*WORK ORDER 1*. In the Main Arm article, what is the distance from Main Arm to Mullumbimby?
*WORK ORDER 2*. Please write a continuation of the Main Arm article, picking up after its final sentence.

- Main Arm
- Coordinates: 28°29′54″S 153°26′4″E﻿ / ﻿28.49833°S 153.43444°E
- Country: Australia
- State: New South Wales
- LGA: Byron Shire;

Government
- • State electorate: Ballina;
- • Federal division: Richmond;

Population
- • Total: 640 (SAL 2021)
- Postcode: 2482

= Main Arm, New South Wales =

Main Arm is a locality located in the Northern Rivers Region of New South Wales. It is located in the Byron Shire local government area and is approximately 32 km from the regional centre of Byron Bay and the closest town is Mullumbimby which is 14 km away.

It is nearby to and closely associated with Upper Main Arm.

The traditional owners of this place are the Bundjalung (Arakwal) people.

== Origin of place name ==
The name Main Arm is taken from its location nearby to where Blindmouth Creek flows into the Brunswick River and, in 1899, was almost named Durrumbul which is now the name of the local community hall and local public school.

*DATA SHOWN*.

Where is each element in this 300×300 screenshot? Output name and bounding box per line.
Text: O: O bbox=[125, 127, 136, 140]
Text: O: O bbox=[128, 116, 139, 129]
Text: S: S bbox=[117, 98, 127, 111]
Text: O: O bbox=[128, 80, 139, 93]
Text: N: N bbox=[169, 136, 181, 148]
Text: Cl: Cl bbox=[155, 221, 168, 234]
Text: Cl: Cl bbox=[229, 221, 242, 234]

*TASK OUTPUT 1*. 14 km

*TASK OUTPUT 2*.
== History ==
The area was settled by Europeans from the 1890s but the first signs of permanent settlement were in 1905, with the construction of a sawmill, this was followed by the construction of a gothic-style Presbyterian Church in March 1909.

There was significant growth in the area post World War I when blocks were granted to returning soldiers as part of a soldier settlement scheme; it was during this time that Settlement Road was built on he southern section of Main Arm after grievances were raised about lack of access. Despite this growth the area struggled to remain agriculturally viable during the Great Depression.

Main Arm became the centre of a 'banana boom' in the area from the late 1930s until it declined in the 1950s; as a part of this boom a Banana Syndicate was formed. During this boom they experienced significant issues with Banana bunchy top virus.

In the late 1960s and early 1970s, during a decline in agriculture, many 'hippies' arrived in Main Arm and a number of communes and Rural Landsharing Communities, primarily in the form of multiple occupancies, were started as significant amounts of land was available cheaply. This included the Karu Kali Community which was started by Nicholas Shand, who later founded the Byron Shire Echo and Kohinur which was started by Colin Scattergood.

== Demographics ==
In the , the population of Main Arm was 586, which at the had increased to 640.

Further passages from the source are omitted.